[Passage]
Looking at your own life journey and particular things where you've suffered or struggled or learned some hard lessons that have made you who you are and what it allows you to do is to become a fuller, more mature human being, and I believe that, particularly through AI and a variety of other things in our society now, that, yes, it's good to be skilled at what we do, but what we're really going to need in the years ahead is a much deeper maturity to hold bigger, more complex spaces, deal with a lot of the polarities in society, deal with a lot of the hard choices we're going to have to make on the planet, and so for me, it's like just like breathing and just dropping into who can you become as a human being, to allow yourself to walk alongside another human being in honor of the journey they're on. Worry less about is it coaching and more about is it adding value to this person?

Garry Schleifer:

Is it already being of service?

Garry Schleifer:

Yeah. So I'll admit I'm kind of stuck in the competency conversation in talking about the maturities and whose responsibility, that's the best word I can come up with, whose responsibility is it to move to the maturities and do we need to worry about some consistent behavior so that we don't take coaching off the rails as an industry?

[Requirements]
1 - In the passage on coaching and maturity:
(a) What does the first speaker say we are really going to need in the years ahead?
(b) What should a coach worry less about, and what more about?
(c) Which conversation does Garry Schleifer admit he is stuck in?
2 - Echo the passage on coaching and maturity word for word. Begin at the words that have "Looking at your" and stop after "to this person?".

[Layout dataset entries]
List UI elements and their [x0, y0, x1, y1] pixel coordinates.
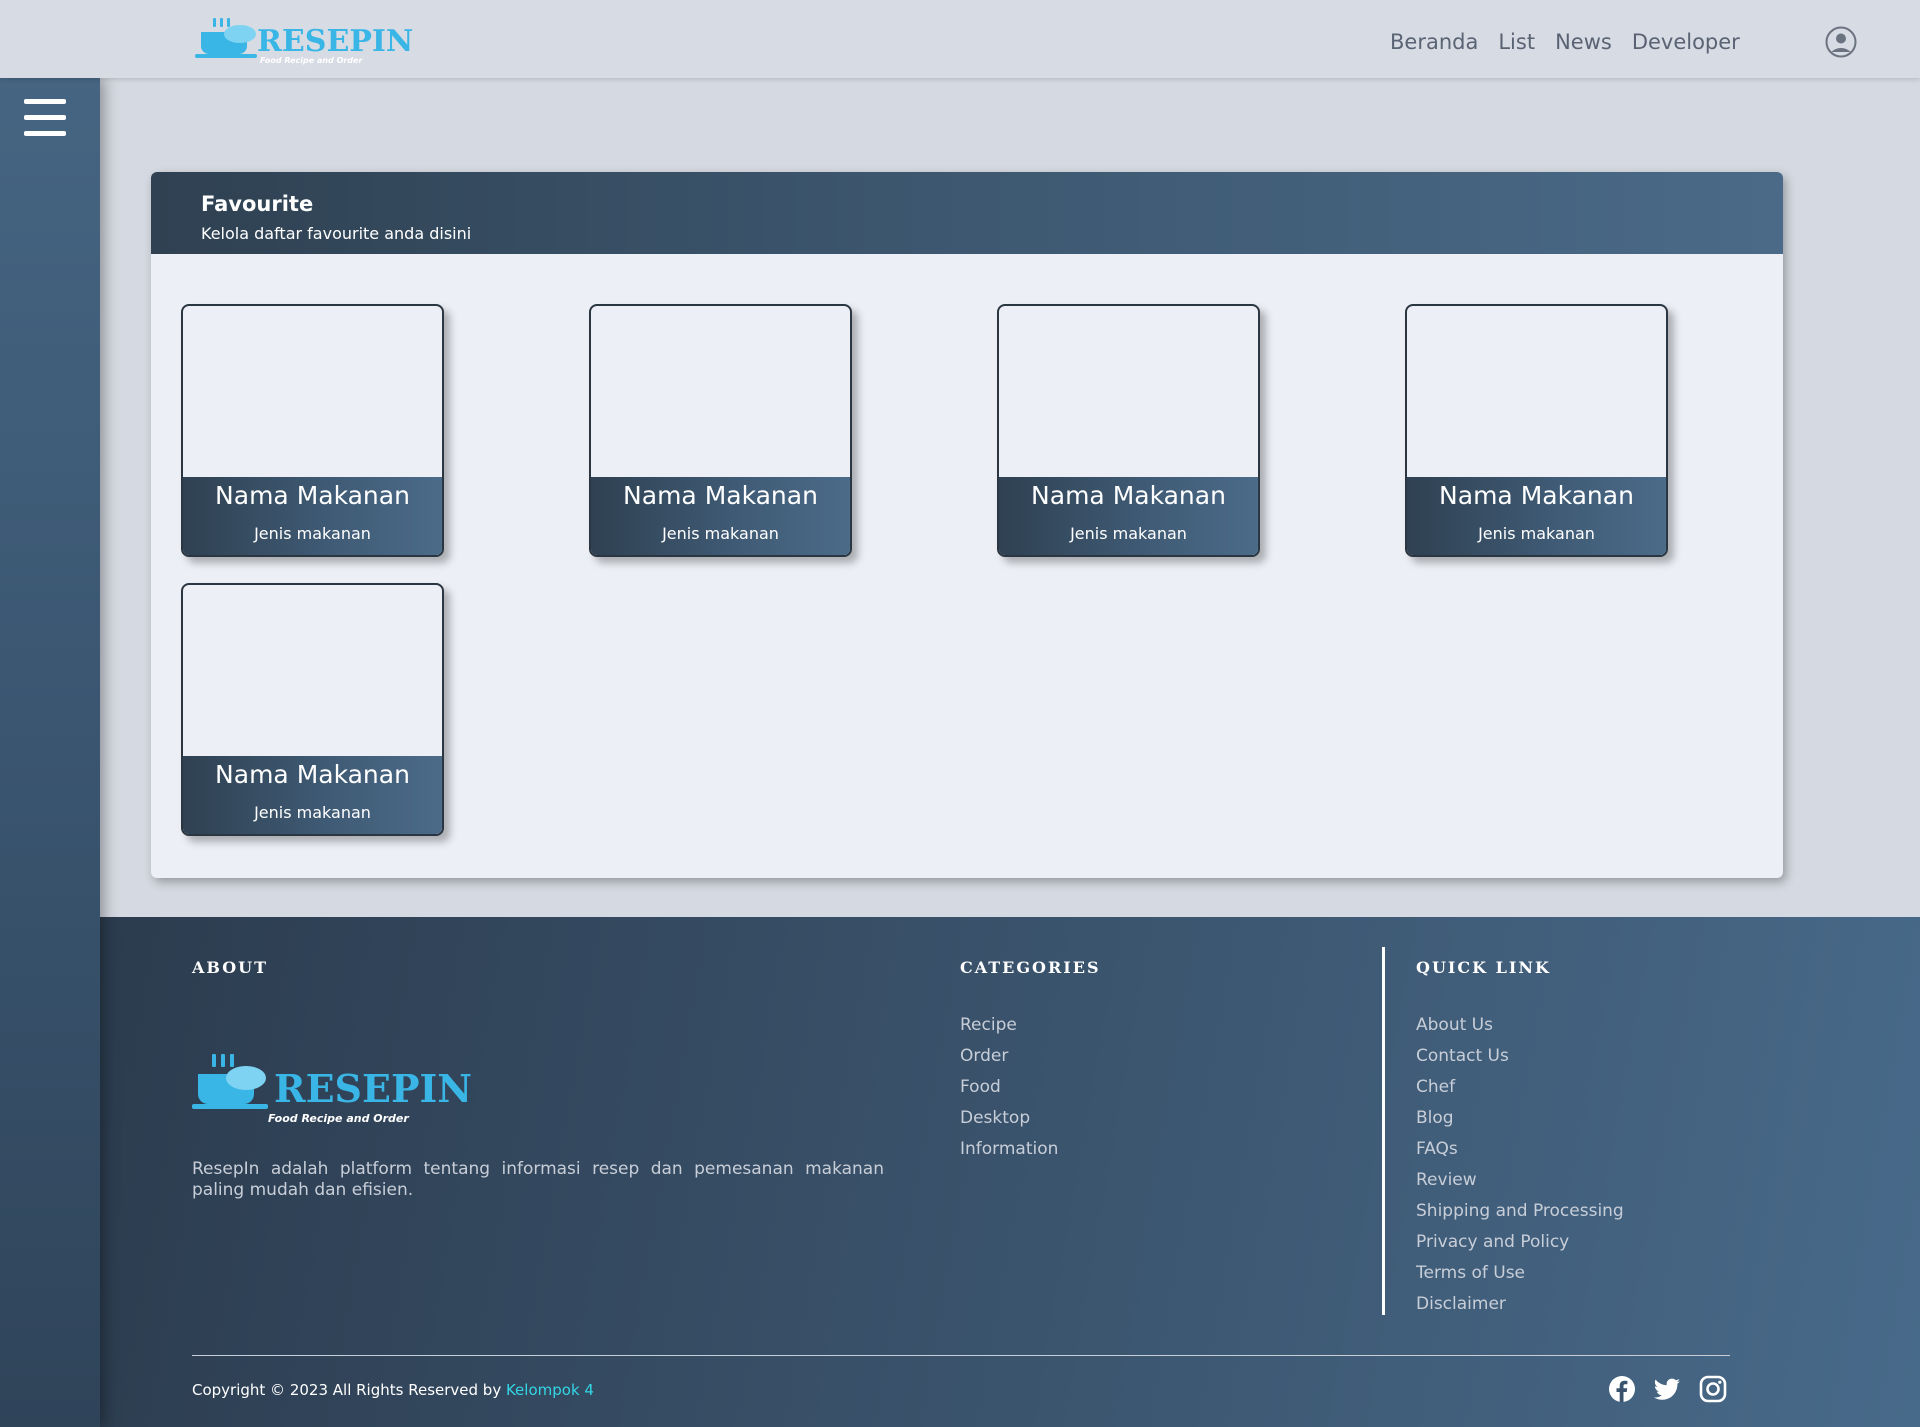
footer-category-link[interactable]: Desktop: [960, 1108, 1058, 1139]
card-footer: Nama Makanan Jenis makanan: [999, 477, 1258, 555]
nav-link-list[interactable]: List: [1498, 30, 1535, 54]
card-footer: Nama Makanan Jenis makanan: [1407, 477, 1666, 555]
resepin-logo[interactable]: RESEPIN Food Recipe and Order: [195, 14, 435, 66]
card-footer: Nama Makanan Jenis makanan: [183, 756, 442, 834]
card-image: [591, 306, 850, 477]
footer-rule: [192, 1355, 1730, 1356]
card-food-name: Nama Makanan: [1439, 481, 1634, 510]
favourite-card[interactable]: Nama Makanan Jenis makanan: [181, 304, 444, 557]
card-footer: Nama Makanan Jenis makanan: [183, 477, 442, 555]
favourite-card[interactable]: Nama Makanan Jenis makanan: [589, 304, 852, 557]
footer-categories-heading: CATEGORIES: [960, 958, 1101, 977]
footer-category-link[interactable]: Order: [960, 1046, 1058, 1077]
favourite-card[interactable]: Nama Makanan Jenis makanan: [1405, 304, 1668, 557]
hamburger-menu-icon[interactable]: [24, 99, 66, 137]
footer-logo-wordmark: RESEPIN: [274, 1066, 472, 1111]
footer-quick-link-heading: QUICK LINK: [1416, 958, 1551, 977]
card-food-name: Nama Makanan: [215, 760, 410, 789]
footer-category-link[interactable]: Food: [960, 1077, 1058, 1108]
nav-link-developer[interactable]: Developer: [1632, 30, 1740, 54]
card-food-type: Jenis makanan: [254, 803, 371, 822]
favourite-card[interactable]: Nama Makanan Jenis makanan: [997, 304, 1260, 557]
site-footer: ABOUT RESEPIN Food Recipe and Order Rese…: [100, 917, 1920, 1427]
footer-quick-link[interactable]: Contact Us: [1416, 1046, 1624, 1077]
panel-title: Favourite: [201, 192, 314, 216]
card-footer: Nama Makanan Jenis makanan: [591, 477, 850, 555]
svg-text:RESEPIN: RESEPIN: [257, 24, 413, 59]
footer-quick-link[interactable]: Privacy and Policy: [1416, 1232, 1624, 1263]
top-navbar: RESEPIN Food Recipe and Order Beranda Li…: [0, 0, 1920, 78]
footer-quick-link[interactable]: Disclaimer: [1416, 1294, 1624, 1325]
footer-quick-link[interactable]: About Us: [1416, 1015, 1624, 1046]
nav-link-beranda[interactable]: Beranda: [1390, 30, 1478, 54]
twitter-icon[interactable]: [1653, 1375, 1681, 1403]
user-profile-icon[interactable]: [1825, 26, 1857, 58]
card-image: [183, 585, 442, 756]
sidebar: [0, 78, 100, 1427]
footer-divider: [1382, 947, 1385, 1315]
favourite-card[interactable]: Nama Makanan Jenis makanan: [181, 583, 444, 836]
footer-quick-link[interactable]: FAQs: [1416, 1139, 1624, 1170]
footer-about-text: ResepIn adalah platform tentang informas…: [192, 1159, 884, 1200]
footer-category-link[interactable]: Information: [960, 1139, 1058, 1170]
footer-category-link[interactable]: Recipe: [960, 1015, 1058, 1046]
svg-text:Food Recipe and Order: Food Recipe and Order: [260, 56, 363, 65]
footer-quick-link[interactable]: Review: [1416, 1170, 1624, 1201]
card-image: [999, 306, 1258, 477]
card-image: [1407, 306, 1666, 477]
card-food-type: Jenis makanan: [1070, 524, 1187, 543]
footer-quick-link[interactable]: Chef: [1416, 1077, 1624, 1108]
footer-quick-link[interactable]: Shipping and Processing: [1416, 1201, 1624, 1232]
instagram-icon[interactable]: [1699, 1375, 1727, 1403]
card-image: [183, 306, 442, 477]
card-food-type: Jenis makanan: [662, 524, 779, 543]
facebook-icon[interactable]: [1608, 1375, 1636, 1403]
copyright-team-link[interactable]: Kelompok 4: [506, 1381, 594, 1399]
nav-link-news[interactable]: News: [1555, 30, 1612, 54]
card-food-name: Nama Makanan: [215, 481, 410, 510]
card-food-type: Jenis makanan: [254, 524, 371, 543]
footer-resepin-logo: RESEPIN Food Recipe and Order: [192, 1054, 472, 1125]
copyright-text: Copyright © 2023 All Rights Reserved by …: [192, 1381, 594, 1399]
card-food-type: Jenis makanan: [1478, 524, 1595, 543]
favourite-panel: Favourite Kelola daftar favourite anda d…: [151, 172, 1783, 878]
copyright-prefix: Copyright © 2023 All Rights Reserved by: [192, 1381, 506, 1399]
footer-quick-link[interactable]: Blog: [1416, 1108, 1624, 1139]
footer-quick-link[interactable]: Terms of Use: [1416, 1263, 1624, 1294]
footer-about-heading: ABOUT: [192, 958, 269, 977]
panel-subtitle: Kelola daftar favourite anda disini: [201, 224, 472, 243]
footer-categories-list: Recipe Order Food Desktop Information: [960, 1015, 1058, 1170]
footer-logo-tagline: Food Recipe and Order: [268, 1112, 409, 1125]
card-food-name: Nama Makanan: [1031, 481, 1226, 510]
nav-links: Beranda List News Developer: [1390, 30, 1760, 54]
footer-quick-link-list: About Us Contact Us Chef Blog FAQs Revie…: [1416, 1015, 1624, 1325]
panel-header: Favourite Kelola daftar favourite anda d…: [151, 172, 1783, 254]
card-food-name: Nama Makanan: [623, 481, 818, 510]
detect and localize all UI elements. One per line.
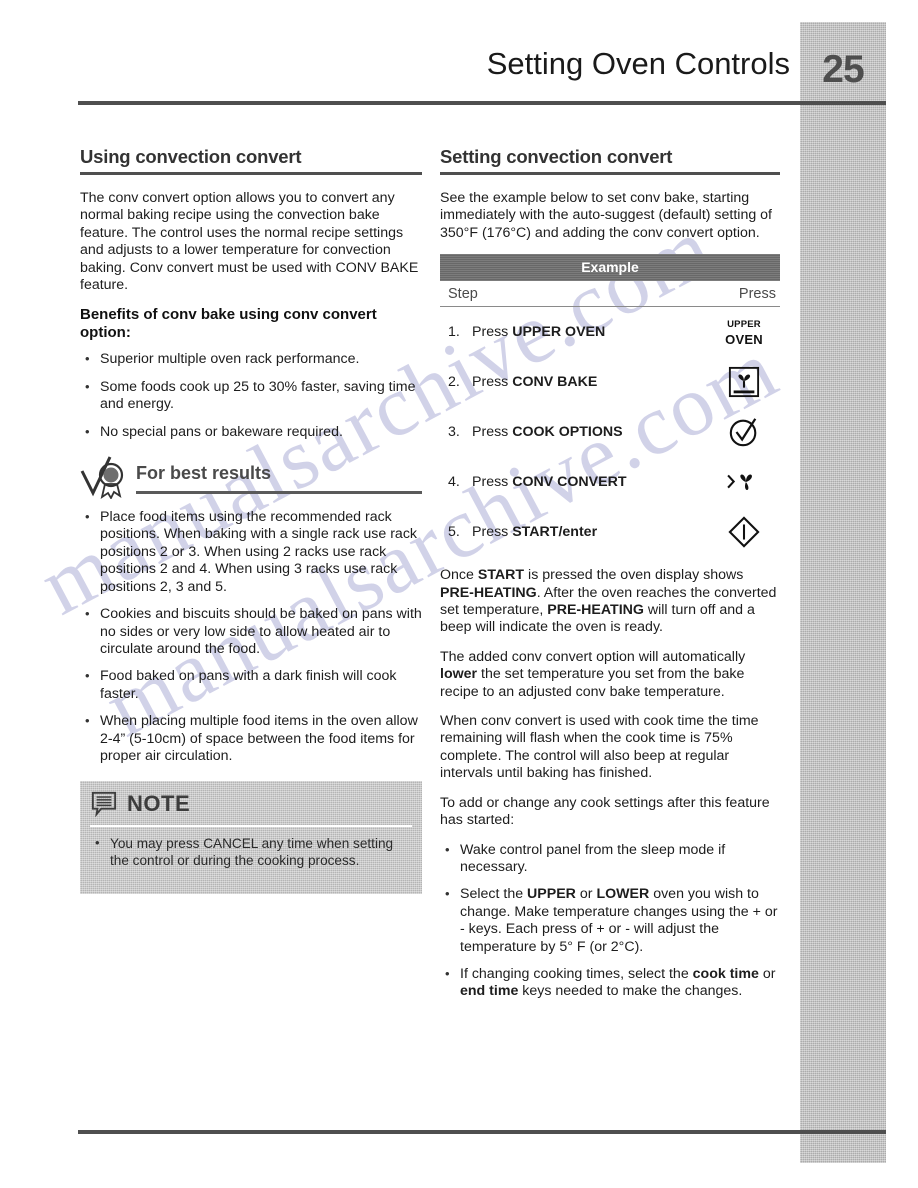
- column-header-press: Press: [738, 286, 776, 303]
- right-intro-paragraph: See the example below to set conv bake, …: [440, 190, 772, 241]
- conv-convert-fan-arrow-icon[interactable]: [726, 467, 762, 497]
- list-item: Food baked on pans with a dark finish wi…: [80, 667, 422, 703]
- list-item: Cookies and biscuits should be baked on …: [80, 605, 422, 658]
- list-item: You may press CANCEL any time when setti…: [90, 835, 412, 869]
- table-row: 4. Press CONV CONVERT: [440, 457, 780, 507]
- step-label: Press UPPER OVEN: [472, 324, 606, 341]
- press-cell: [712, 467, 776, 497]
- step-label: Press START/enter: [472, 524, 598, 541]
- best-results-list: Place food items using the recommended r…: [80, 508, 422, 765]
- table-row: 3. Press COOK OPTIONS: [440, 407, 780, 457]
- side-tab: [800, 22, 886, 1163]
- step-text: 2. Press CONV BAKE: [448, 374, 712, 390]
- note-header: NOTE: [90, 789, 412, 819]
- press-cell: UPPER OVEN: [712, 315, 776, 349]
- step-text: 4. Press CONV CONVERT: [448, 474, 712, 490]
- step-number: 2.: [448, 374, 460, 391]
- left-intro-paragraph: The conv convert option allows you to co…: [80, 190, 419, 294]
- best-results-title: For best results: [136, 463, 272, 484]
- benefits-list: Superior multiple oven rack performance.…: [80, 350, 422, 441]
- left-column: Using convection convert The conv conver…: [80, 146, 422, 894]
- press-cell: [712, 416, 776, 448]
- change-settings-list: Wake control panel from the sleep mode i…: [440, 841, 780, 1001]
- example-table: Example Step Press 1. Press UPPER OVEN U…: [440, 254, 780, 557]
- cook-time-paragraph: When conv convert is used with cook time…: [440, 713, 759, 782]
- note-divider: [90, 825, 412, 828]
- step-label: Press CONV BAKE: [472, 374, 598, 391]
- change-settings-intro: To add or change any cook settings after…: [440, 794, 770, 829]
- upper-oven-key-line1: UPPER: [727, 319, 761, 331]
- step-number: 4.: [448, 474, 460, 491]
- table-row: 1. Press UPPER OVEN UPPER OVEN: [440, 307, 780, 357]
- award-checkmark-icon: [80, 453, 132, 500]
- step-label: Press CONV CONVERT: [472, 474, 627, 491]
- press-cell: [712, 516, 776, 548]
- lower-temperature-paragraph: The added conv convert option will autom…: [440, 648, 746, 700]
- start-enter-diamond-icon[interactable]: [728, 516, 760, 548]
- example-table-column-headers: Step Press: [440, 281, 780, 308]
- step-number: 5.: [448, 524, 460, 541]
- list-item: Superior multiple oven rack performance.: [80, 350, 422, 368]
- right-column: Setting convection convert See the examp…: [440, 146, 780, 1011]
- step-number: 1.: [448, 324, 460, 341]
- example-table-header: Example: [440, 254, 780, 282]
- upper-oven-key-icon[interactable]: UPPER OVEN: [725, 315, 763, 349]
- cook-options-check-circle-icon[interactable]: [728, 416, 760, 448]
- manual-page: manualsarchive.com manualsarchive.com 25…: [0, 0, 918, 1188]
- step-text: 3. Press COOK OPTIONS: [448, 424, 712, 440]
- list-item: When placing multiple food items in the …: [80, 712, 422, 765]
- conv-bake-fan-in-box-icon[interactable]: [728, 366, 760, 398]
- step-text: 5. Press START/enter: [448, 524, 712, 540]
- list-item: If changing cooking times, select the co…: [440, 965, 780, 1001]
- note-title: NOTE: [127, 791, 191, 817]
- left-section-rule: [80, 172, 422, 175]
- press-cell: [712, 366, 776, 398]
- right-section-title: Setting convection convert: [440, 146, 673, 167]
- best-results-header: For best results: [80, 456, 422, 501]
- list-item: No special pans or bakeware required.: [80, 423, 422, 441]
- upper-oven-key-line2: OVEN: [725, 332, 763, 348]
- table-row: 2. Press CONV BAKE: [440, 357, 780, 407]
- list-item: Wake control panel from the sleep mode i…: [440, 841, 780, 877]
- step-number: 3.: [448, 424, 460, 441]
- note-list: You may press CANCEL any time when setti…: [90, 835, 412, 869]
- benefits-heading: Benefits of conv bake using conv convert…: [80, 306, 377, 342]
- rule-bottom: [78, 1130, 886, 1134]
- column-header-step: Step: [448, 286, 478, 303]
- start-pressed-paragraph: Once START is pressed the oven display s…: [440, 567, 777, 636]
- step-label: Press COOK OPTIONS: [472, 424, 623, 441]
- page-number: 25: [822, 48, 864, 91]
- table-row: 5. Press START/enter: [440, 507, 780, 557]
- left-section-title: Using convection convert: [80, 146, 302, 167]
- rule-top: [78, 101, 886, 105]
- step-text: 1. Press UPPER OVEN: [448, 324, 712, 340]
- list-item: Some foods cook up 25 to 30% faster, sav…: [80, 378, 422, 414]
- right-section-rule: [440, 172, 780, 175]
- list-item: Select the UPPER or LOWER oven you wish …: [440, 885, 780, 956]
- note-box: NOTE You may press CANCEL any time when …: [80, 781, 422, 893]
- best-results-rule: [136, 491, 422, 495]
- page-title: Setting Oven Controls: [486, 46, 790, 81]
- note-speech-bubble-icon: [90, 791, 118, 818]
- list-item: Place food items using the recommended r…: [80, 508, 422, 596]
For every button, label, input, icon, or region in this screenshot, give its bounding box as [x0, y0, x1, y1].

[Task-by-task solutions]
1 -
(a) A much deeper maturity to hold bigger, more complex spaces.
(b) Less about whether it is coaching, and more about whether it is adding value to this person.
(c) The competency conversation.

2 -
Looking at your own life journey and particular things where you've suffered or struggled or learned some hard lessons that have made you who you are and what it allows you to do is to become a fuller, more mature human being, and I believe that, particularly through AI and a variety of other things in our society now, that, yes, it's good to be skilled at what we do, but what we're really going to need in the years ahead is a much deeper maturity to hold bigger, more complex spaces, deal with a lot of the polarities in society, deal with a lot of the hard choices we're going to have to make on the planet, and so for me, it's like just like breathing and just dropping into who can you become as a human being, to allow yourself to walk alongside another human being in honor of the journey they're on. Worry less about is it coaching and more about is it adding value to this person?